* Exercise goal:
Could you write out every entry exactly as it stands?
↓
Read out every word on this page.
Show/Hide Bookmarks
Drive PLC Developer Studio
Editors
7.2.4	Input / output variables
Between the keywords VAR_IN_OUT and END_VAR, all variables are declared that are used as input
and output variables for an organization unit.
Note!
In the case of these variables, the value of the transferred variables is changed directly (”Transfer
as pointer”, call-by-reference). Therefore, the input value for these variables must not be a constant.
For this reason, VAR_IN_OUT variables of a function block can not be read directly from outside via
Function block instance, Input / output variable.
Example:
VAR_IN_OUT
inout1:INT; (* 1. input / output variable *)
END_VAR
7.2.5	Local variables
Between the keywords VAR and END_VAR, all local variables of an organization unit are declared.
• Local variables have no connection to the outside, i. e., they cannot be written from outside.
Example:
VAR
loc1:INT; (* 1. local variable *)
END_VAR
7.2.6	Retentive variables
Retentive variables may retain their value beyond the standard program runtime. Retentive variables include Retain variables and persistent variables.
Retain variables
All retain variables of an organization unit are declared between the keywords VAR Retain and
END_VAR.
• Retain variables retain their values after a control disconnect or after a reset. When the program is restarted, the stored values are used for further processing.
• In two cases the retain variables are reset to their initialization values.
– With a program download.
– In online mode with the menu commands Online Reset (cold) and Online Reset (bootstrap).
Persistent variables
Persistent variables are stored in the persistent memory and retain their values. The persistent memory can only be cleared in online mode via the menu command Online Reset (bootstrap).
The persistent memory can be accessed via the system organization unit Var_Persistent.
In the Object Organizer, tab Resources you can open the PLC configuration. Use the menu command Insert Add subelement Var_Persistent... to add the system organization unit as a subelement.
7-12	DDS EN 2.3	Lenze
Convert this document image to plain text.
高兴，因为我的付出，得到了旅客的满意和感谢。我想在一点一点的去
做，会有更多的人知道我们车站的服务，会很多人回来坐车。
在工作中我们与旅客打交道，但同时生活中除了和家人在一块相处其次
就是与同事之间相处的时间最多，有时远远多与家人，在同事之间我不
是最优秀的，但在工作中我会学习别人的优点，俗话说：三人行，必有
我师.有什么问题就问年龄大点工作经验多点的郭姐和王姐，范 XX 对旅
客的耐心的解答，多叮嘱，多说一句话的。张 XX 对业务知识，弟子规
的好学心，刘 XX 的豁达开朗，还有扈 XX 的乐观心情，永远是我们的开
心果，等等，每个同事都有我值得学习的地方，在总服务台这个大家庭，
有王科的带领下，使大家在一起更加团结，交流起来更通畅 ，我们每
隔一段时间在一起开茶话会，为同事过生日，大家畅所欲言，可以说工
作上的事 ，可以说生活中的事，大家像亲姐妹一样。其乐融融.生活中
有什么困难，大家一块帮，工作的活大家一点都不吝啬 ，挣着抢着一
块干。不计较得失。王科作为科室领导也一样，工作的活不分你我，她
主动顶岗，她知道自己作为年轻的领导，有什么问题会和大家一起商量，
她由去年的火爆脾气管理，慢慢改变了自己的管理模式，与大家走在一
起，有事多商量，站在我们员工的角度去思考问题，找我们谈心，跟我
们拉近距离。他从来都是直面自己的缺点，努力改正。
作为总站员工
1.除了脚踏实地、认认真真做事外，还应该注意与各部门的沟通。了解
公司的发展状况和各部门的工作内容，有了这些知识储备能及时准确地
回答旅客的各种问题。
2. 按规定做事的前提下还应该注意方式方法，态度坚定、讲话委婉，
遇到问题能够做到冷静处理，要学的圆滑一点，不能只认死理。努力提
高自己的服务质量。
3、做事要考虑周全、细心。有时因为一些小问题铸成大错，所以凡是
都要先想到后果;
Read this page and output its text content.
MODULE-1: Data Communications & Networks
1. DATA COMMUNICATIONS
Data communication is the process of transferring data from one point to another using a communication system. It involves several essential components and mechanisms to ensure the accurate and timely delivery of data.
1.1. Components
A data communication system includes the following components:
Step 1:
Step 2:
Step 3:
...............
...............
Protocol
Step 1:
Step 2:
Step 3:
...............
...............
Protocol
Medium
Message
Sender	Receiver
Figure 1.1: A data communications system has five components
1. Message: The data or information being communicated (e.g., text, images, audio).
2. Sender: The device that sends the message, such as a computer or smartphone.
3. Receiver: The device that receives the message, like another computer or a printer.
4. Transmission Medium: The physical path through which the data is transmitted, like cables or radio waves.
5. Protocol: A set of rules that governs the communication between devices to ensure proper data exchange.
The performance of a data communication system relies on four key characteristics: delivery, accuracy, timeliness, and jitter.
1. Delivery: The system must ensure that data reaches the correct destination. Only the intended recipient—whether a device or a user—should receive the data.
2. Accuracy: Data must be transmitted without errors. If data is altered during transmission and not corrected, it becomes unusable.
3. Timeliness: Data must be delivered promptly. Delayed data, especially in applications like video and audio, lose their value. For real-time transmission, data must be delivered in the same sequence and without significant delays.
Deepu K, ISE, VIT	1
↑
* Result for this task:
Read out every word on this page.
Show/Hide Bookmarks
Drive PLC Developer Studio
Editors
7.2.4	Input / output variables
Between the keywords VAR_IN_OUT and END_VAR, all variables are declared that are used as input
and output variables for an organization unit.
Note!
In the case of these variables, the value of the transferred variables is changed directly (”Transfer
as pointer”, call-by-reference). Therefore, the input value for these variables must not be a constant.
For this reason, VAR_IN_OUT variables of a function block can not be read directly from outside via
Function block instance, Input / output variable.
Example:
VAR_IN_OUT
inout1:INT; (* 1. input / output variable *)
END_VAR
7.2.5	Local variables
Between the keywords VAR and END_VAR, all local variables of an organization unit are declared.
• Local variables have no connection to the outside, i. e., they cannot be written from outside.
Example:
VAR
loc1:INT; (* 1. local variable *)
END_VAR
7.2.6	Retentive variables
Retentive variables may retain their value beyond the standard program runtime. Retentive variables include Retain variables and persistent variables.
Retain variables
All retain variables of an organization unit are declared between the keywords VAR Retain and
END_VAR.
• Retain variables retain their values after a control disconnect or after a reset. When the program is restarted, the stored values are used for further processing.
• In two cases the retain variables are reset to their initialization values.
– With a program download.
– In online mode with the menu commands Online Reset (cold) and Online Reset (bootstrap).
Persistent variables
Persistent variables are stored in the persistent memory and retain their values. The persistent memory can only be cleared in online mode via the menu command Online Reset (bootstrap).
The persistent memory can be accessed via the system organization unit Var_Persistent.
In the Object Organizer, tab Resources you can open the PLC configuration. Use the menu command Insert Add subelement Var_Persistent... to add the system organization unit as a subelement.
7-12	DDS EN 2.3	Lenze
Convert this document image to plain text.
高兴，因为我的付出，得到了旅客的满意和感谢。我想在一点一点的去
做，会有更多的人知道我们车站的服务，会很多人回来坐车。
在工作中我们与旅客打交道，但同时生活中除了和家人在一块相处其次
就是与同事之间相处的时间最多，有时远远多与家人，在同事之间我不
是最优秀的，但在工作中我会学习别人的优点，俗话说：三人行，必有
我师.有什么问题就问年龄大点工作经验多点的郭姐和王姐，范 XX 对旅
客的耐心的解答，多叮嘱，多说一句话的。张 XX 对业务知识，弟子规
的好学心，刘 XX 的豁达开朗，还有扈 XX 的乐观心情，永远是我们的开
心果，等等，每个同事都有我值得学习的地方，在总服务台这个大家庭，
有王科的带领下，使大家在一起更加团结，交流起来更通畅 ，我们每
隔一段时间在一起开茶话会，为同事过生日，大家畅所欲言，可以说工
作上的事 ，可以说生活中的事，大家像亲姐妹一样。其乐融融.生活中
有什么困难，大家一块帮，工作的活大家一点都不吝啬 ，挣着抢着一
块干。不计较得失。王科作为科室领导也一样，工作的活不分你我，她
主动顶岗，她知道自己作为年轻的领导，有什么问题会和大家一起商量，
她由去年的火爆脾气管理，慢慢改变了自己的管理模式，与大家走在一
起，有事多商量，站在我们员工的角度去思考问题，找我们谈心，跟我
们拉近距离。他从来都是直面自己的缺点，努力改正。
作为总站员工
1.除了脚踏实地、认认真真做事外，还应该注意与各部门的沟通。了解
公司的发展状况和各部门的工作内容，有了这些知识储备能及时准确地
回答旅客的各种问题。
2. 按规定做事的前提下还应该注意方式方法，态度坚定、讲话委婉，
遇到问题能够做到冷静处理，要学的圆滑一点，不能只认死理。努力提
高自己的服务质量。
3、做事要考虑周全、细心。有时因为一些小问题铸成大错，所以凡是
都要先想到后果;
Read this page and output its text content.
MODULE-1: Data Communications & Networks
1. DATA COMMUNICATIONS
Data communication is the process of transferring data from one point to another using a communication system. It involves several essential components and mechanisms to ensure the accurate and timely delivery of data.
1.1. Components
A data communication system includes the following components:
Step 1:
Step 2:
Step 3:
...............
...............
Protocol
Step 1:
Step 2:
Step 3:
...............
...............
Protocol
Medium
Message
Sender	Receiver
Figure 1.1: A data communications system has five components
1. Message: The data or information being communicated (e.g., text, images, audio).
2. Sender: The device that sends the message, such as a computer or smartphone.
3. Receiver: The device that receives the message, like another computer or a printer.
4. Transmission Medium: The physical path through which the data is transmitted, like cables or radio waves.
5. Protocol: A set of rules that governs the communication between devices to ensure proper data exchange.
The performance of a data communication system relies on four key characteristics: delivery, accuracy, timeliness, and jitter.
1. Delivery: The system must ensure that data reaches the correct destination. Only the intended recipient—whether a device or a user—should receive the data.
2. Accuracy: Data must be transmitted without errors. If data is altered during transmission and not corrected, it becomes unusable.
3. Timeliness: Data must be delivered promptly. Delayed data, especially in applications like video and audio, lose their value. For real-time transmission, data must be delivered in the same sequence and without significant delays.
Deepu K, ISE, VIT	1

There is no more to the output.